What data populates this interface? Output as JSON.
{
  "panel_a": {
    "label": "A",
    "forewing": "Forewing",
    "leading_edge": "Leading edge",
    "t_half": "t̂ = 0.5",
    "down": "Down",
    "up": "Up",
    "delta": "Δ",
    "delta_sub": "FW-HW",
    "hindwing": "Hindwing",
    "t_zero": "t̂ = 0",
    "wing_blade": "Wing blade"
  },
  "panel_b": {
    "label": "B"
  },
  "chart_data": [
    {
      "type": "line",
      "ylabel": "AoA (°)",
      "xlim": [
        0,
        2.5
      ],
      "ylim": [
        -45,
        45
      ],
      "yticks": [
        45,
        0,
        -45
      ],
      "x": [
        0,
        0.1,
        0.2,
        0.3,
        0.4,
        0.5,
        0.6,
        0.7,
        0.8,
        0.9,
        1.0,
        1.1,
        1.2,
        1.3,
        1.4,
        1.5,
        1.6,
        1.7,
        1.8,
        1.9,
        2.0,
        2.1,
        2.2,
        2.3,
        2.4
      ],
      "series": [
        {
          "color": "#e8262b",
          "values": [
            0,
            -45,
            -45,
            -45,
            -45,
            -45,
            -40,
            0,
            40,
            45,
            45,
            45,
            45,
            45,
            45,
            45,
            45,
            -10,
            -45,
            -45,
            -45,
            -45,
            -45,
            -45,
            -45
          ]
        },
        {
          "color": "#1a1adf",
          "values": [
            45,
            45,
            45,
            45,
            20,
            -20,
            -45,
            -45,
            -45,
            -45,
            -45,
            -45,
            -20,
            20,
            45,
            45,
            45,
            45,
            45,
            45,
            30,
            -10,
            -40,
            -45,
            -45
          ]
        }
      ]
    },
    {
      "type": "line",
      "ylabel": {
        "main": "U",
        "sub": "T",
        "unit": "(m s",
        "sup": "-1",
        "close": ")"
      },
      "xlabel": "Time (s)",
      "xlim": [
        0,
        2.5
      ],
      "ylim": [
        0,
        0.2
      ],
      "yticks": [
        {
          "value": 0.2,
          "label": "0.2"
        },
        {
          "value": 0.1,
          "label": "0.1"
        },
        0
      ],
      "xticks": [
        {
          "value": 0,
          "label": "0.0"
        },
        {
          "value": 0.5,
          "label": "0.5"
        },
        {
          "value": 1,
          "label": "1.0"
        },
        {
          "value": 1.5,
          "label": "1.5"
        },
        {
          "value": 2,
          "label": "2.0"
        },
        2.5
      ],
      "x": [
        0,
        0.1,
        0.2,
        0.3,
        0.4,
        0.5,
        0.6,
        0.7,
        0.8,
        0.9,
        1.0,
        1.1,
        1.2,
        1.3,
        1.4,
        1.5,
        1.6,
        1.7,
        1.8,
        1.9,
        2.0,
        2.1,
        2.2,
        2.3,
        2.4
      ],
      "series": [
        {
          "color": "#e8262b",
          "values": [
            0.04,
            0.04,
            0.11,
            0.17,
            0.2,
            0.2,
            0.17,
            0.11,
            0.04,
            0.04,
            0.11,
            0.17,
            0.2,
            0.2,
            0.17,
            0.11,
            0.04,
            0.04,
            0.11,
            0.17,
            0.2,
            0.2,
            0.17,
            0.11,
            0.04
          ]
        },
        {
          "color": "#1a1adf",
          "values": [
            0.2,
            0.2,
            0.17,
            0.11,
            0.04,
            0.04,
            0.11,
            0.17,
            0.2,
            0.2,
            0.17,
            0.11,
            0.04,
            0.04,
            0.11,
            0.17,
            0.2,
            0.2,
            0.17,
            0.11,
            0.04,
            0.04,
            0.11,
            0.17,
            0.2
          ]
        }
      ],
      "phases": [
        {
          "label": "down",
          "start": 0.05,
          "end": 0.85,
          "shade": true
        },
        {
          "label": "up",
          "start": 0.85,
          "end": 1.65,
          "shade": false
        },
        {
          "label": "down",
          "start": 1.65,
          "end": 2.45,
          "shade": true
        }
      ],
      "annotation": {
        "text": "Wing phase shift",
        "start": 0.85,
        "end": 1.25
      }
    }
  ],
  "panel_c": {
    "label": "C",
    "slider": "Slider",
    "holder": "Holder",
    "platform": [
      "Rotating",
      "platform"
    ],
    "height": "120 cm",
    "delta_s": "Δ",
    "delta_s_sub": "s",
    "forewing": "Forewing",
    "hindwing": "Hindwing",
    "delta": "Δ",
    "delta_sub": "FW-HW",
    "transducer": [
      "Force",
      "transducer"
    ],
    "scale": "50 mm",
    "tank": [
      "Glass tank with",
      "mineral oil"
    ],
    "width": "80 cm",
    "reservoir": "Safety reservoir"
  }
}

AIM OF THE TASK: Using the data above, output each line exactly.

TASK OUTPUT:
What data populates this interface? Output as JSON.
{
  "panel_a": {
    "label": "A",
    "forewing": "Forewing",
    "leading_edge": "Leading edge",
    "t_half": "t̂ = 0.5",
    "down": "Down",
    "up": "Up",
    "delta": "Δ",
    "delta_sub": "FW-HW",
    "hindwing": "Hindwing",
    "t_zero": "t̂ = 0",
    "wing_blade": "Wing blade"
  },
  "panel_b": {
    "label": "B"
  },
  "chart_data": [
    {
      "type": "line",
      "ylabel": "AoA (°)",
      "xlim": [
        0,
        2.5
      ],
      "ylim": [
        -45,
        45
      ],
      "yticks": [
        45,
        0,
        -45
      ],
      "x": [
        0,
        0.1,
        0.2,
        0.3,
        0.4,
        0.5,
        0.6,
        0.7,
        0.8,
        0.9,
        1.0,
        1.1,
        1.2,
        1.3,
        1.4,
        1.5,
        1.6,
        1.7,
        1.8,
        1.9,
        2.0,
        2.1,
        2.2,
        2.3,
        2.4
      ],
      "series": [
        {
          "color": "#e8262b",
          "values": [
            0,
            -45,
            -45,
            -45,
            -45,
            -45,
            -40,
            0,
            40,
            45,
            45,
            45,
            45,
            45,
            45,
            45,
            45,
            -10,
            -45,
            -45,
            -45,
            -45,
            -45,
            -45,
            -45
          ]
        },
        {
          "color": "#1a1adf",
          "values": [
            45,
            45,
            45,
            45,
            20,
            -20,
            -45,
            -45,
            -45,
            -45,
            -45,
            -45,
            -20,
            20,
            45,
            45,
            45,
            45,
            45,
            45,
            30,
            -10,
            -40,
            -45,
            -45
          ]
        }
      ]
    },
    {
      "type": "line",
      "ylabel": {
        "main": "U",
        "sub": "T",
        "unit": "(m s",
        "sup": "-1",
        "close": ")"
      },
      "xlabel": "Time (s)",
      "xlim": [
        0,
        2.5
      ],
      "ylim": [
        0,
        0.2
      ],
      "yticks": [
        {
          "value": 0.2,
          "label": "0.2"
        },
        {
          "value": 0.1,
          "label": "0.1"
        },
        0
      ],
      "xticks": [
        {
          "value": 0,
          "label": "0.0"
        },
        {
          "value": 0.5,
          "label": "0.5"
        },
        {
          "value": 1,
          "label": "1.0"
        },
        {
          "value": 1.5,
          "label": "1.5"
        },
        {
          "value": 2,
          "label": "2.0"
        },
        2.5
      ],
      "x": [
        0,
        0.1,
        0.2,
        0.3,
        0.4,
        0.5,
        0.6,
        0.7,
        0.8,
        0.9,
        1.0,
        1.1,
        1.2,
        1.3,
        1.4,
        1.5,
        1.6,
        1.7,
        1.8,
        1.9,
        2.0,
        2.1,
        2.2,
        2.3,
        2.4
      ],
      "series": [
        {
          "color": "#e8262b",
          "values": [
            0.04,
            0.04,
            0.11,
            0.17,
            0.2,
            0.2,
            0.17,
            0.11,
            0.04,
            0.04,
            0.11,
            0.17,
            0.2,
            0.2,
            0.17,
            0.11,
            0.04,
            0.04,
            0.11,
            0.17,
            0.2,
            0.2,
            0.17,
            0.11,
            0.04
          ]
        },
        {
          "color": "#1a1adf",
          "values": [
            0.2,
            0.2,
            0.17,
            0.11,
            0.04,
            0.04,
            0.11,
            0.17,
            0.2,
            0.2,
            0.17,
            0.11,
            0.04,
            0.04,
            0.11,
            0.17,
            0.2,
            0.2,
            0.17,
            0.11,
            0.04,
            0.04,
            0.11,
            0.17,
            0.2
          ]
        }
      ],
      "phases": [
        {
          "label": "down",
          "start": 0.05,
          "end": 0.85,
          "shade": true
        },
        {
          "label": "up",
          "start": 0.85,
          "end": 1.65,
          "shade": false
        },
        {
          "label": "down",
          "start": 1.65,
          "end": 2.45,
          "shade": true
        }
      ],
      "annotation": {
        "text": "Wing phase shift",
        "start": 0.85,
        "end": 1.25
      }
    }
  ],
  "panel_c": {
    "label": "C",
    "slider": "Slider",
    "holder": "Holder",
    "platform": [
      "Rotating",
      "platform"
    ],
    "height": "120 cm",
    "delta_s": "Δ",
    "delta_s_sub": "s",
    "forewing": "Forewing",
    "hindwing": "Hindwing",
    "delta": "Δ",
    "delta_sub": "FW-HW",
    "transducer": [
      "Force",
      "transducer"
    ],
    "scale": "50 mm",
    "tank": [
      "Glass tank with",
      "mineral oil"
    ],
    "width": "80 cm",
    "reservoir": "Safety reservoir"
  }
}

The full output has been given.